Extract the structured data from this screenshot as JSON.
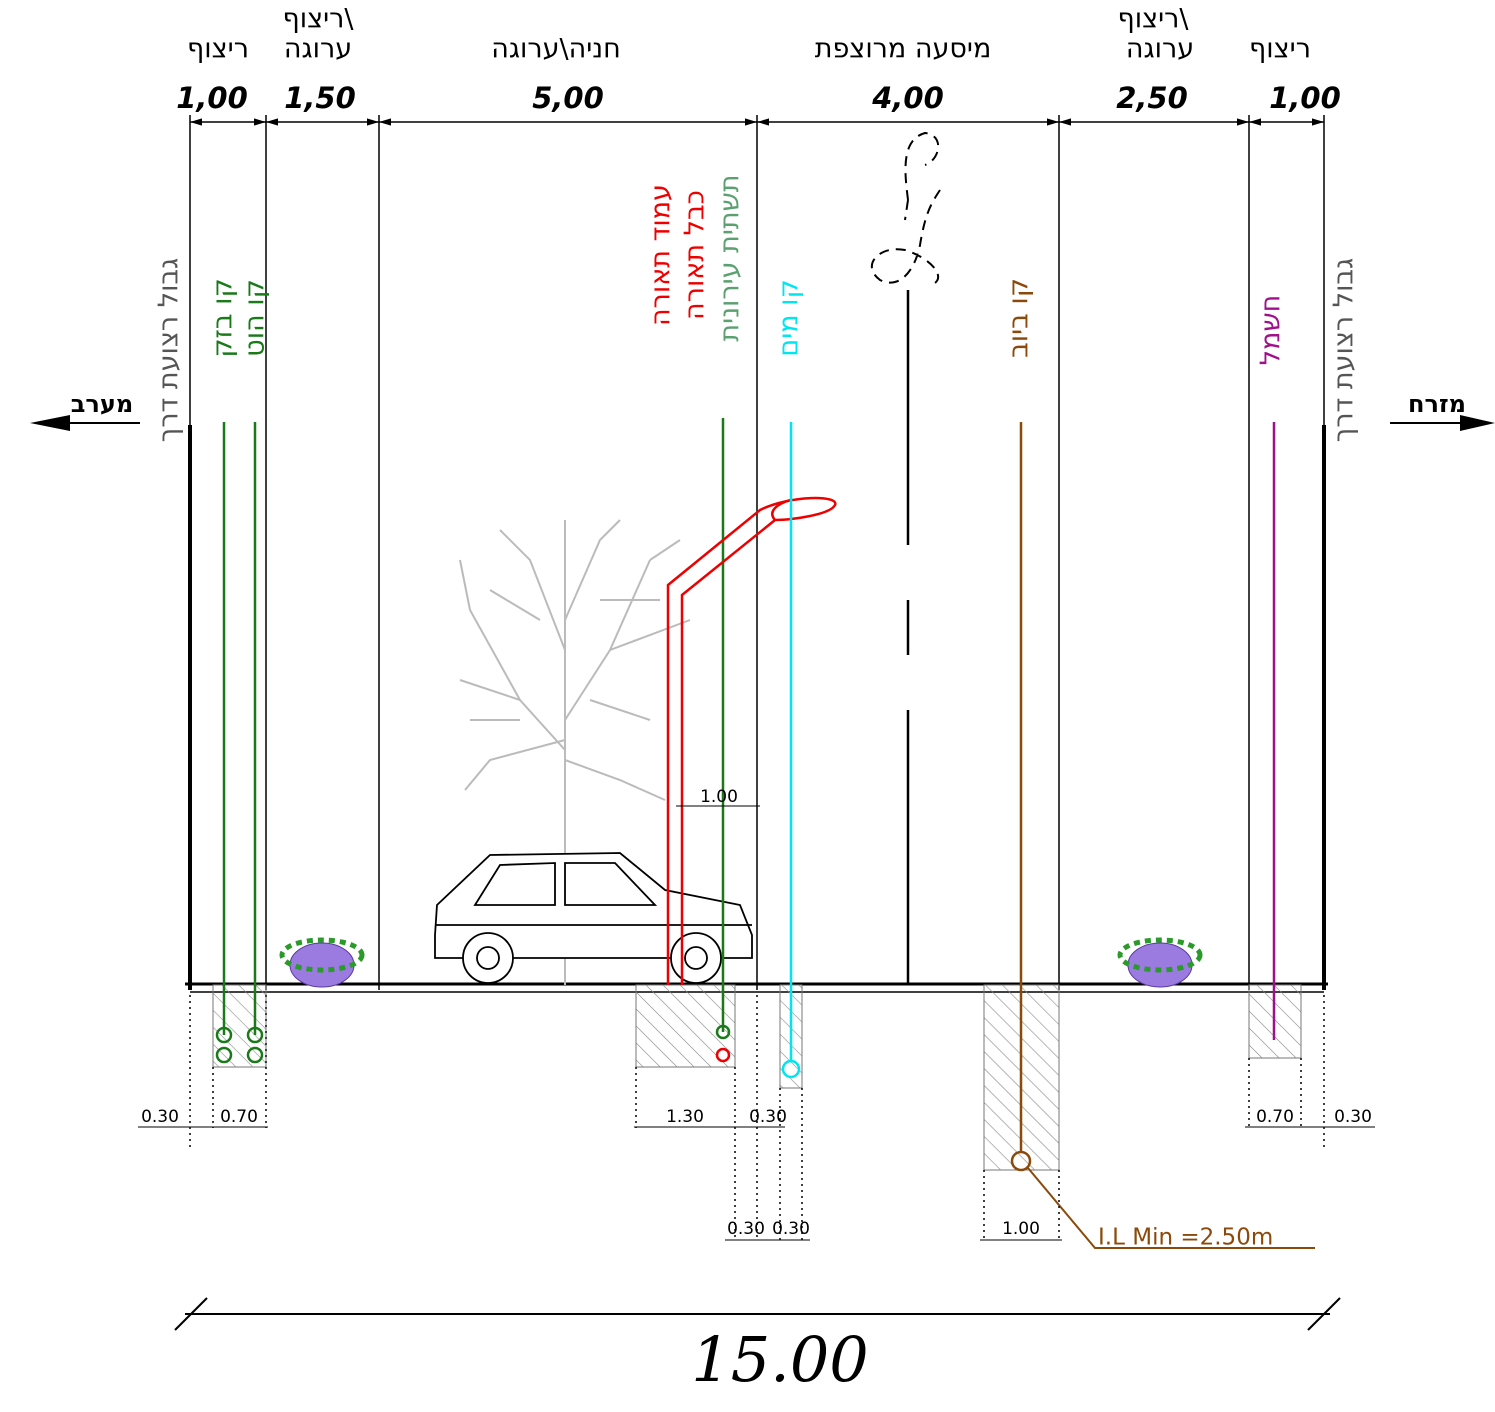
{
  "zones": [
    {
      "label": [
        "ריצוף"
      ],
      "width": "1,00"
    },
    {
      "label": [
        "ריצוף\\",
        "ערוגה"
      ],
      "width": "1,50"
    },
    {
      "label": [
        "חניה\\ערוגה"
      ],
      "width": "5,00"
    },
    {
      "label": [
        "מיסעה מרוצפת"
      ],
      "width": "4,00"
    },
    {
      "label": [
        "ריצוף\\",
        "ערוגה"
      ],
      "width": "2,50"
    },
    {
      "label": [
        "ריצוף"
      ],
      "width": "1,00"
    }
  ],
  "directions": {
    "west": "מערב",
    "east": "מזרח"
  },
  "boundary": {
    "left": "גבול רצועת דרך",
    "right": "גבול רצועת דרך"
  },
  "utilities": {
    "bezeq": "קו בזק",
    "hot": "קו הוט",
    "lamp_pole": "עמוד תאורה",
    "lamp_cable": "כבל תאורה",
    "urban_infra": "תשתית עירונית",
    "water": "קו מים",
    "sewer": "קו ביוב",
    "electric": "חשמל"
  },
  "offsets": {
    "lamp": "1.00",
    "left_edge": "0.30",
    "left_trench": "0.70",
    "lamp_trench": "1.30",
    "gap_a": "0.30",
    "infra_gap": "0.30",
    "water_trench": "0.30",
    "sewer_trench": "1.00",
    "right_trench": "0.70",
    "right_edge": "0.30"
  },
  "sewer_note": "I.L Min =2.50m",
  "total_width": "15.00"
}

******************************

Problem statement → Copy the data exactly. Any picture it contains is to be omitted.

Result for this exercise →
Extract the structured data from this screenshot as JSON.
{
  "zones": [
    {
      "label": [
        "ריצוף"
      ],
      "width": "1,00"
    },
    {
      "label": [
        "ריצוף\\",
        "ערוגה"
      ],
      "width": "1,50"
    },
    {
      "label": [
        "חניה\\ערוגה"
      ],
      "width": "5,00"
    },
    {
      "label": [
        "מיסעה מרוצפת"
      ],
      "width": "4,00"
    },
    {
      "label": [
        "ריצוף\\",
        "ערוגה"
      ],
      "width": "2,50"
    },
    {
      "label": [
        "ריצוף"
      ],
      "width": "1,00"
    }
  ],
  "directions": {
    "west": "מערב",
    "east": "מזרח"
  },
  "boundary": {
    "left": "גבול רצועת דרך",
    "right": "גבול רצועת דרך"
  },
  "utilities": {
    "bezeq": "קו בזק",
    "hot": "קו הוט",
    "lamp_pole": "עמוד תאורה",
    "lamp_cable": "כבל תאורה",
    "urban_infra": "תשתית עירונית",
    "water": "קו מים",
    "sewer": "קו ביוב",
    "electric": "חשמל"
  },
  "offsets": {
    "lamp": "1.00",
    "left_edge": "0.30",
    "left_trench": "0.70",
    "lamp_trench": "1.30",
    "gap_a": "0.30",
    "infra_gap": "0.30",
    "water_trench": "0.30",
    "sewer_trench": "1.00",
    "right_trench": "0.70",
    "right_edge": "0.30"
  },
  "sewer_note": "I.L Min =2.50m",
  "total_width": "15.00"
}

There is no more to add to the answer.